- SOURCE RECORDS:
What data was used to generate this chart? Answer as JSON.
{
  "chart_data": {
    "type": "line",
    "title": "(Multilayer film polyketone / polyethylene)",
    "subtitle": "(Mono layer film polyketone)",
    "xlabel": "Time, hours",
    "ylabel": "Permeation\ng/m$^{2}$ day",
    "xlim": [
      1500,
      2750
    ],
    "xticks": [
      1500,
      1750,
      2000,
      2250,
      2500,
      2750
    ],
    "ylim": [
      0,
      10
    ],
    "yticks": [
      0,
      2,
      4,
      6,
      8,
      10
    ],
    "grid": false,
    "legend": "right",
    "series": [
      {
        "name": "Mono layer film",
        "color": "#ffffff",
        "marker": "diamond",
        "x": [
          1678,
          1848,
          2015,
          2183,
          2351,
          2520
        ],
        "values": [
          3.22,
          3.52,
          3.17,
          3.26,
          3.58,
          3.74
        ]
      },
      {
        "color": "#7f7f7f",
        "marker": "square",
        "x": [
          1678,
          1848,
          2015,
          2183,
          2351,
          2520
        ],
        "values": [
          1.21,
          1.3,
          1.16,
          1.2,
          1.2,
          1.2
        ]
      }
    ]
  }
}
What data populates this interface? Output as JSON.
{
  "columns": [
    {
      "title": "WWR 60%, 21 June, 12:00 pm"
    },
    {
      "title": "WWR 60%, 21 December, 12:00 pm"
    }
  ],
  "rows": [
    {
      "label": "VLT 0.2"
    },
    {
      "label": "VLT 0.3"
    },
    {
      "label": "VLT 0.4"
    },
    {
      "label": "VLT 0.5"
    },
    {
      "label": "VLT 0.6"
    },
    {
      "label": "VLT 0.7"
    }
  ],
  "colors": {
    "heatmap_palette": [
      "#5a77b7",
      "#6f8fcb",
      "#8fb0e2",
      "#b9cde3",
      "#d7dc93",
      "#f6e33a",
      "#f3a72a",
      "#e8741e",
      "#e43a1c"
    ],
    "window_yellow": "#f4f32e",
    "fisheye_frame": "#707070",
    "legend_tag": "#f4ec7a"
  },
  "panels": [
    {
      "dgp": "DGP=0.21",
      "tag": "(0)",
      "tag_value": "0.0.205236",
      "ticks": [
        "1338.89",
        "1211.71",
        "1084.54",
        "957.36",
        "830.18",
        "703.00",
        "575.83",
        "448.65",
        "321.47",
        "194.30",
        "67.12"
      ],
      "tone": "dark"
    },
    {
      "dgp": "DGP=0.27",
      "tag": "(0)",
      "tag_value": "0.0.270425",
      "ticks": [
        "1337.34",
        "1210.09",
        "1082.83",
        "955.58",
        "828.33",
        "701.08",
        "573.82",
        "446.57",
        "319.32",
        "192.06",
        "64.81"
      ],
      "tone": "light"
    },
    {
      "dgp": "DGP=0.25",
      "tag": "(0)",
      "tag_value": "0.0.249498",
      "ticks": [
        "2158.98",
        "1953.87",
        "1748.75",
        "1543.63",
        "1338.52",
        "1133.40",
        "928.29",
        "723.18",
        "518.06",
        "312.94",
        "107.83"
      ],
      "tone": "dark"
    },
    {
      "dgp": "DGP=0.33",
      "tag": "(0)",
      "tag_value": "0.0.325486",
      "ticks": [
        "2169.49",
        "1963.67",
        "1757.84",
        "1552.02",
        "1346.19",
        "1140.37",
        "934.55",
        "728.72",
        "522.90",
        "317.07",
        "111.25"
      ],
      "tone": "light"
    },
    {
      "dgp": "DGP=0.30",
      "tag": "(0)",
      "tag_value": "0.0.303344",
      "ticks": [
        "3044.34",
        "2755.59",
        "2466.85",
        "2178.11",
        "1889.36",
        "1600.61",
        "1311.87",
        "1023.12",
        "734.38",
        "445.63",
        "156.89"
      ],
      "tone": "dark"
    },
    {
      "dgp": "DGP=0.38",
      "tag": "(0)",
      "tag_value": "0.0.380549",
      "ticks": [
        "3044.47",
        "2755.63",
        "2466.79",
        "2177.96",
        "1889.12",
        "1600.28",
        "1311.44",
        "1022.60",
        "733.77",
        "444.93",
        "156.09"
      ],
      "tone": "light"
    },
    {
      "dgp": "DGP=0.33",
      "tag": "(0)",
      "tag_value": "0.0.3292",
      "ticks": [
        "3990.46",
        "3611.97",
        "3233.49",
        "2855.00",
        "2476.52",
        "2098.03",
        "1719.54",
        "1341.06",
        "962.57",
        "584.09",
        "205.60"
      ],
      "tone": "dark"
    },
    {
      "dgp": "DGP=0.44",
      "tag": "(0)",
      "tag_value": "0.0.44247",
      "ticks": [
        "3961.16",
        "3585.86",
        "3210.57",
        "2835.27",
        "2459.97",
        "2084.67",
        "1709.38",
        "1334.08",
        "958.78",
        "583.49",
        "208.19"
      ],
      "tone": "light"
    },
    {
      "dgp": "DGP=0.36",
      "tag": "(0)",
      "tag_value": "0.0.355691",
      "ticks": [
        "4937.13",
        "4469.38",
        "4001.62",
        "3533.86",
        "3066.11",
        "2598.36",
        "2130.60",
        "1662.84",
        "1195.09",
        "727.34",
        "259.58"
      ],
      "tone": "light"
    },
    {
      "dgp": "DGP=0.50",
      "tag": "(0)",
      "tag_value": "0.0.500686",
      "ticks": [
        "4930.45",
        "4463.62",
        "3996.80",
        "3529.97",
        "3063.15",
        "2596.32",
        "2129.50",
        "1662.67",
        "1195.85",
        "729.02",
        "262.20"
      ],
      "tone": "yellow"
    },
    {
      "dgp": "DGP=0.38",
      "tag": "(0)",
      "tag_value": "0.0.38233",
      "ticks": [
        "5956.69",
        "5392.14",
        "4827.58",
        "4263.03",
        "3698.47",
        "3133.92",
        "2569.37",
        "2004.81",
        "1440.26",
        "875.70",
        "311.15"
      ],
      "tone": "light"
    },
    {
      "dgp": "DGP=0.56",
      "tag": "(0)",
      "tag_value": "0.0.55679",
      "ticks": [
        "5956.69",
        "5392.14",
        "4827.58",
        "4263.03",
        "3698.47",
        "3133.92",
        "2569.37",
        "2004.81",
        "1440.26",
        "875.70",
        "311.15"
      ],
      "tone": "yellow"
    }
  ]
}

- PROBLEM:
From the records above, extract every entry exactly as given.

- ANSWER TO THIS EXERCISE:
What data was used to generate this chart? Answer as JSON.
{
  "chart_data": {
    "type": "line",
    "title": "(Multilayer film polyketone / polyethylene)",
    "subtitle": "(Mono layer film polyketone)",
    "xlabel": "Time, hours",
    "ylabel": "Permeation\ng/m$^{2}$ day",
    "xlim": [
      1500,
      2750
    ],
    "xticks": [
      1500,
      1750,
      2000,
      2250,
      2500,
      2750
    ],
    "ylim": [
      0,
      10
    ],
    "yticks": [
      0,
      2,
      4,
      6,
      8,
      10
    ],
    "grid": false,
    "legend": "right",
    "series": [
      {
        "name": "Mono layer film",
        "color": "#ffffff",
        "marker": "diamond",
        "x": [
          1678,
          1848,
          2015,
          2183,
          2351,
          2520
        ],
        "values": [
          3.22,
          3.52,
          3.17,
          3.26,
          3.58,
          3.74
        ]
      },
      {
        "color": "#7f7f7f",
        "marker": "square",
        "x": [
          1678,
          1848,
          2015,
          2183,
          2351,
          2520
        ],
        "values": [
          1.21,
          1.3,
          1.16,
          1.2,
          1.2,
          1.2
        ]
      }
    ]
  }
}
What data populates this interface? Output as JSON.
{
  "columns": [
    {
      "title": "WWR 60%, 21 June, 12:00 pm"
    },
    {
      "title": "WWR 60%, 21 December, 12:00 pm"
    }
  ],
  "rows": [
    {
      "label": "VLT 0.2"
    },
    {
      "label": "VLT 0.3"
    },
    {
      "label": "VLT 0.4"
    },
    {
      "label": "VLT 0.5"
    },
    {
      "label": "VLT 0.6"
    },
    {
      "label": "VLT 0.7"
    }
  ],
  "colors": {
    "heatmap_palette": [
      "#5a77b7",
      "#6f8fcb",
      "#8fb0e2",
      "#b9cde3",
      "#d7dc93",
      "#f6e33a",
      "#f3a72a",
      "#e8741e",
      "#e43a1c"
    ],
    "window_yellow": "#f4f32e",
    "fisheye_frame": "#707070",
    "legend_tag": "#f4ec7a"
  },
  "panels": [
    {
      "dgp": "DGP=0.21",
      "tag": "(0)",
      "tag_value": "0.0.205236",
      "ticks": [
        "1338.89",
        "1211.71",
        "1084.54",
        "957.36",
        "830.18",
        "703.00",
        "575.83",
        "448.65",
        "321.47",
        "194.30",
        "67.12"
      ],
      "tone": "dark"
    },
    {
      "dgp": "DGP=0.27",
      "tag": "(0)",
      "tag_value": "0.0.270425",
      "ticks": [
        "1337.34",
        "1210.09",
        "1082.83",
        "955.58",
        "828.33",
        "701.08",
        "573.82",
        "446.57",
        "319.32",
        "192.06",
        "64.81"
      ],
      "tone": "light"
    },
    {
      "dgp": "DGP=0.25",
      "tag": "(0)",
      "tag_value": "0.0.249498",
      "ticks": [
        "2158.98",
        "1953.87",
        "1748.75",
        "1543.63",
        "1338.52",
        "1133.40",
        "928.29",
        "723.18",
        "518.06",
        "312.94",
        "107.83"
      ],
      "tone": "dark"
    },
    {
      "dgp": "DGP=0.33",
      "tag": "(0)",
      "tag_value": "0.0.325486",
      "ticks": [
        "2169.49",
        "1963.67",
        "1757.84",
        "1552.02",
        "1346.19",
        "1140.37",
        "934.55",
        "728.72",
        "522.90",
        "317.07",
        "111.25"
      ],
      "tone": "light"
    },
    {
      "dgp": "DGP=0.30",
      "tag": "(0)",
      "tag_value": "0.0.303344",
      "ticks": [
        "3044.34",
        "2755.59",
        "2466.85",
        "2178.11",
        "1889.36",
        "1600.61",
        "1311.87",
        "1023.12",
        "734.38",
        "445.63",
        "156.89"
      ],
      "tone": "dark"
    },
    {
      "dgp": "DGP=0.38",
      "tag": "(0)",
      "tag_value": "0.0.380549",
      "ticks": [
        "3044.47",
        "2755.63",
        "2466.79",
        "2177.96",
        "1889.12",
        "1600.28",
        "1311.44",
        "1022.60",
        "733.77",
        "444.93",
        "156.09"
      ],
      "tone": "light"
    },
    {
      "dgp": "DGP=0.33",
      "tag": "(0)",
      "tag_value": "0.0.3292",
      "ticks": [
        "3990.46",
        "3611.97",
        "3233.49",
        "2855.00",
        "2476.52",
        "2098.03",
        "1719.54",
        "1341.06",
        "962.57",
        "584.09",
        "205.60"
      ],
      "tone": "dark"
    },
    {
      "dgp": "DGP=0.44",
      "tag": "(0)",
      "tag_value": "0.0.44247",
      "ticks": [
        "3961.16",
        "3585.86",
        "3210.57",
        "2835.27",
        "2459.97",
        "2084.67",
        "1709.38",
        "1334.08",
        "958.78",
        "583.49",
        "208.19"
      ],
      "tone": "light"
    },
    {
      "dgp": "DGP=0.36",
      "tag": "(0)",
      "tag_value": "0.0.355691",
      "ticks": [
        "4937.13",
        "4469.38",
        "4001.62",
        "3533.86",
        "3066.11",
        "2598.36",
        "2130.60",
        "1662.84",
        "1195.09",
        "727.34",
        "259.58"
      ],
      "tone": "light"
    },
    {
      "dgp": "DGP=0.50",
      "tag": "(0)",
      "tag_value": "0.0.500686",
      "ticks": [
        "4930.45",
        "4463.62",
        "3996.80",
        "3529.97",
        "3063.15",
        "2596.32",
        "2129.50",
        "1662.67",
        "1195.85",
        "729.02",
        "262.20"
      ],
      "tone": "yellow"
    },
    {
      "dgp": "DGP=0.38",
      "tag": "(0)",
      "tag_value": "0.0.38233",
      "ticks": [
        "5956.69",
        "5392.14",
        "4827.58",
        "4263.03",
        "3698.47",
        "3133.92",
        "2569.37",
        "2004.81",
        "1440.26",
        "875.70",
        "311.15"
      ],
      "tone": "light"
    },
    {
      "dgp": "DGP=0.56",
      "tag": "(0)",
      "tag_value": "0.0.55679",
      "ticks": [
        "5956.69",
        "5392.14",
        "4827.58",
        "4263.03",
        "3698.47",
        "3133.92",
        "2569.37",
        "2004.81",
        "1440.26",
        "875.70",
        "311.15"
      ],
      "tone": "yellow"
    }
  ]
}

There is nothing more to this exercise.